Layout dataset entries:
_ _ _ _

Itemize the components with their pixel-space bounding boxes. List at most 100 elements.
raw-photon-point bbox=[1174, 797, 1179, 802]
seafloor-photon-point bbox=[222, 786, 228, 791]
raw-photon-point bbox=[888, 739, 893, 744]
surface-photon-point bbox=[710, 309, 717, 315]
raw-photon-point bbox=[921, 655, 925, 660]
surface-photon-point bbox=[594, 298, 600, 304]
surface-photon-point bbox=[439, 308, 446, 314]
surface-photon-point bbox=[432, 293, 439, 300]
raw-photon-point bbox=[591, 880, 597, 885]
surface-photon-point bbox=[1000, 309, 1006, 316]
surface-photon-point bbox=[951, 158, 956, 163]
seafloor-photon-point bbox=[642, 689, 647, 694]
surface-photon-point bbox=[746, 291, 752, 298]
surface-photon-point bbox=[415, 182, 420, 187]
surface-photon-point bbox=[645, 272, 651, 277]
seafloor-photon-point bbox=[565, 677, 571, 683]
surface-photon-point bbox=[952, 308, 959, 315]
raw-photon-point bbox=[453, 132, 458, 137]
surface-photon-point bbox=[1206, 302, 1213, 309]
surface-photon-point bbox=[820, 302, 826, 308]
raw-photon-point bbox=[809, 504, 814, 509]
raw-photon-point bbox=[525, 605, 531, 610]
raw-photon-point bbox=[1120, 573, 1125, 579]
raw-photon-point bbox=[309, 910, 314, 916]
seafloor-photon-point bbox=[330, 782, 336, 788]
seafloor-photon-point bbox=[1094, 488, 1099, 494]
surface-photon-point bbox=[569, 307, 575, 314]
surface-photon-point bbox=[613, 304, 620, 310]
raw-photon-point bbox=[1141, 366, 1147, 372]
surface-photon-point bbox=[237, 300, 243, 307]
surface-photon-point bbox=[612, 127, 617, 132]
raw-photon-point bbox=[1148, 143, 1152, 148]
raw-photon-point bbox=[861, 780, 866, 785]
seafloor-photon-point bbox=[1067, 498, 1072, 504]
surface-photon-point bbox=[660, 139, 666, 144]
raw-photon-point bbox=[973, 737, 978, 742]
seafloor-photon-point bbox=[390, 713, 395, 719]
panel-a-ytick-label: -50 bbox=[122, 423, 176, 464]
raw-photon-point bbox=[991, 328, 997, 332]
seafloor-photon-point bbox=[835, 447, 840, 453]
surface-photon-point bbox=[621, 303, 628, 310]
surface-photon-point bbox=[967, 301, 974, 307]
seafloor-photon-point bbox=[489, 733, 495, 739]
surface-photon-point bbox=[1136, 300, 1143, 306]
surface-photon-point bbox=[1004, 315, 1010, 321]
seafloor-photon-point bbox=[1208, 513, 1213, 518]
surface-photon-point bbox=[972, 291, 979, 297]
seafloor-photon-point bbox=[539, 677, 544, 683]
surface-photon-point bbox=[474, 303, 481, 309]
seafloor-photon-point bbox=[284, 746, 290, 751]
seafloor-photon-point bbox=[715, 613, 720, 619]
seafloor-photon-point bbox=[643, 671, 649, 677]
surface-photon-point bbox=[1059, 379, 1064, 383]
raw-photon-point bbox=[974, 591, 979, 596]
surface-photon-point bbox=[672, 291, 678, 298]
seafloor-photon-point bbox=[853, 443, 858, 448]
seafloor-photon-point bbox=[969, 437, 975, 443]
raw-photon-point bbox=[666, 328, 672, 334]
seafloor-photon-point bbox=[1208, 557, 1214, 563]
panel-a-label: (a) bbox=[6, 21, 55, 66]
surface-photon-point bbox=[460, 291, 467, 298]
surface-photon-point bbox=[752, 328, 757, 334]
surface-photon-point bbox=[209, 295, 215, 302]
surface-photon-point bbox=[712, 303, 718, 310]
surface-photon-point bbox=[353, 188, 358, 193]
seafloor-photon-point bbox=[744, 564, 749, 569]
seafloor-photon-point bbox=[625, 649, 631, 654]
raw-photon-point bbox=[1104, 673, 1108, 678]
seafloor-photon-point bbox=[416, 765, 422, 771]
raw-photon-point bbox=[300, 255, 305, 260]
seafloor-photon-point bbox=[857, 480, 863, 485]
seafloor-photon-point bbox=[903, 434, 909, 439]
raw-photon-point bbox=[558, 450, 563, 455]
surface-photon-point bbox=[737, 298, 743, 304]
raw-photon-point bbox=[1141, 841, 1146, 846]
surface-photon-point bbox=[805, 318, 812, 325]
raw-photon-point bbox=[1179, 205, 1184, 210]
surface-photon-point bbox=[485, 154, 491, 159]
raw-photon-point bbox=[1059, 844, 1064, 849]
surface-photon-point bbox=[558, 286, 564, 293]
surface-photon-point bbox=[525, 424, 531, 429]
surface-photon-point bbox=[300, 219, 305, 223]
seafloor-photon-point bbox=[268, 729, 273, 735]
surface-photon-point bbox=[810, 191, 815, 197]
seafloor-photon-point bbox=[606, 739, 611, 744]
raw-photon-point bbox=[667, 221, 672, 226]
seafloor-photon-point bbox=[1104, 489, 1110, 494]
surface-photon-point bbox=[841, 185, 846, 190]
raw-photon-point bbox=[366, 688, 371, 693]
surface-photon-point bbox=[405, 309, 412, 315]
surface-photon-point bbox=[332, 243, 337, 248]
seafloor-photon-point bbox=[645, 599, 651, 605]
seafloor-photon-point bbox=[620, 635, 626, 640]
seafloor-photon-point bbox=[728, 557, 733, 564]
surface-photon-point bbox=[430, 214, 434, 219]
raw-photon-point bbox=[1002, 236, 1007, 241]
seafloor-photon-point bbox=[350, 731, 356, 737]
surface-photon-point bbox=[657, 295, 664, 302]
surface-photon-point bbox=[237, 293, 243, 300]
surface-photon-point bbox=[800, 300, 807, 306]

_ _ _ _

Can you write out every line of the listing above without changing a single character?

### Result of the task
Itemize the components with their pixel-space bounding boxes. List at most 100 elements.
raw-photon-point bbox=[1174, 797, 1179, 802]
seafloor-photon-point bbox=[222, 786, 228, 791]
raw-photon-point bbox=[888, 739, 893, 744]
surface-photon-point bbox=[710, 309, 717, 315]
raw-photon-point bbox=[921, 655, 925, 660]
surface-photon-point bbox=[594, 298, 600, 304]
surface-photon-point bbox=[439, 308, 446, 314]
surface-photon-point bbox=[432, 293, 439, 300]
raw-photon-point bbox=[591, 880, 597, 885]
surface-photon-point bbox=[1000, 309, 1006, 316]
surface-photon-point bbox=[951, 158, 956, 163]
seafloor-photon-point bbox=[642, 689, 647, 694]
surface-photon-point bbox=[746, 291, 752, 298]
surface-photon-point bbox=[415, 182, 420, 187]
surface-photon-point bbox=[645, 272, 651, 277]
seafloor-photon-point bbox=[565, 677, 571, 683]
surface-photon-point bbox=[952, 308, 959, 315]
raw-photon-point bbox=[453, 132, 458, 137]
surface-photon-point bbox=[1206, 302, 1213, 309]
surface-photon-point bbox=[820, 302, 826, 308]
raw-photon-point bbox=[809, 504, 814, 509]
raw-photon-point bbox=[525, 605, 531, 610]
raw-photon-point bbox=[1120, 573, 1125, 579]
raw-photon-point bbox=[309, 910, 314, 916]
seafloor-photon-point bbox=[330, 782, 336, 788]
seafloor-photon-point bbox=[1094, 488, 1099, 494]
surface-photon-point bbox=[569, 307, 575, 314]
surface-photon-point bbox=[613, 304, 620, 310]
raw-photon-point bbox=[1141, 366, 1147, 372]
surface-photon-point bbox=[237, 300, 243, 307]
surface-photon-point bbox=[612, 127, 617, 132]
raw-photon-point bbox=[1148, 143, 1152, 148]
raw-photon-point bbox=[861, 780, 866, 785]
seafloor-photon-point bbox=[1067, 498, 1072, 504]
surface-photon-point bbox=[660, 139, 666, 144]
raw-photon-point bbox=[973, 737, 978, 742]
seafloor-photon-point bbox=[390, 713, 395, 719]
panel-a-ytick-label: -50 bbox=[122, 423, 176, 464]
raw-photon-point bbox=[991, 328, 997, 332]
seafloor-photon-point bbox=[835, 447, 840, 453]
surface-photon-point bbox=[621, 303, 628, 310]
surface-photon-point bbox=[967, 301, 974, 307]
seafloor-photon-point bbox=[489, 733, 495, 739]
surface-photon-point bbox=[1136, 300, 1143, 306]
surface-photon-point bbox=[1004, 315, 1010, 321]
seafloor-photon-point bbox=[1208, 513, 1213, 518]
surface-photon-point bbox=[972, 291, 979, 297]
seafloor-photon-point bbox=[539, 677, 544, 683]
surface-photon-point bbox=[474, 303, 481, 309]
seafloor-photon-point bbox=[284, 746, 290, 751]
seafloor-photon-point bbox=[715, 613, 720, 619]
seafloor-photon-point bbox=[643, 671, 649, 677]
surface-photon-point bbox=[1059, 379, 1064, 383]
raw-photon-point bbox=[974, 591, 979, 596]
surface-photon-point bbox=[672, 291, 678, 298]
seafloor-photon-point bbox=[853, 443, 858, 448]
seafloor-photon-point bbox=[969, 437, 975, 443]
raw-photon-point bbox=[666, 328, 672, 334]
seafloor-photon-point bbox=[1208, 557, 1214, 563]
panel-a-label: (a) bbox=[6, 21, 55, 66]
surface-photon-point bbox=[460, 291, 467, 298]
surface-photon-point bbox=[752, 328, 757, 334]
surface-photon-point bbox=[209, 295, 215, 302]
surface-photon-point bbox=[712, 303, 718, 310]
surface-photon-point bbox=[353, 188, 358, 193]
seafloor-photon-point bbox=[744, 564, 749, 569]
seafloor-photon-point bbox=[625, 649, 631, 654]
raw-photon-point bbox=[1104, 673, 1108, 678]
seafloor-photon-point bbox=[416, 765, 422, 771]
raw-photon-point bbox=[300, 255, 305, 260]
seafloor-photon-point bbox=[857, 480, 863, 485]
seafloor-photon-point bbox=[903, 434, 909, 439]
raw-photon-point bbox=[558, 450, 563, 455]
surface-photon-point bbox=[737, 298, 743, 304]
raw-photon-point bbox=[1141, 841, 1146, 846]
surface-photon-point bbox=[805, 318, 812, 325]
raw-photon-point bbox=[1179, 205, 1184, 210]
surface-photon-point bbox=[485, 154, 491, 159]
raw-photon-point bbox=[1059, 844, 1064, 849]
surface-photon-point bbox=[558, 286, 564, 293]
surface-photon-point bbox=[525, 424, 531, 429]
surface-photon-point bbox=[300, 219, 305, 223]
seafloor-photon-point bbox=[268, 729, 273, 735]
surface-photon-point bbox=[810, 191, 815, 197]
seafloor-photon-point bbox=[606, 739, 611, 744]
raw-photon-point bbox=[667, 221, 672, 226]
seafloor-photon-point bbox=[1104, 489, 1110, 494]
surface-photon-point bbox=[841, 185, 846, 190]
raw-photon-point bbox=[366, 688, 371, 693]
surface-photon-point bbox=[405, 309, 412, 315]
surface-photon-point bbox=[332, 243, 337, 248]
seafloor-photon-point bbox=[645, 599, 651, 605]
seafloor-photon-point bbox=[620, 635, 626, 640]
seafloor-photon-point bbox=[728, 557, 733, 564]
surface-photon-point bbox=[430, 214, 434, 219]
raw-photon-point bbox=[1002, 236, 1007, 241]
seafloor-photon-point bbox=[350, 731, 356, 737]
surface-photon-point bbox=[657, 295, 664, 302]
surface-photon-point bbox=[237, 293, 243, 300]
surface-photon-point bbox=[800, 300, 807, 306]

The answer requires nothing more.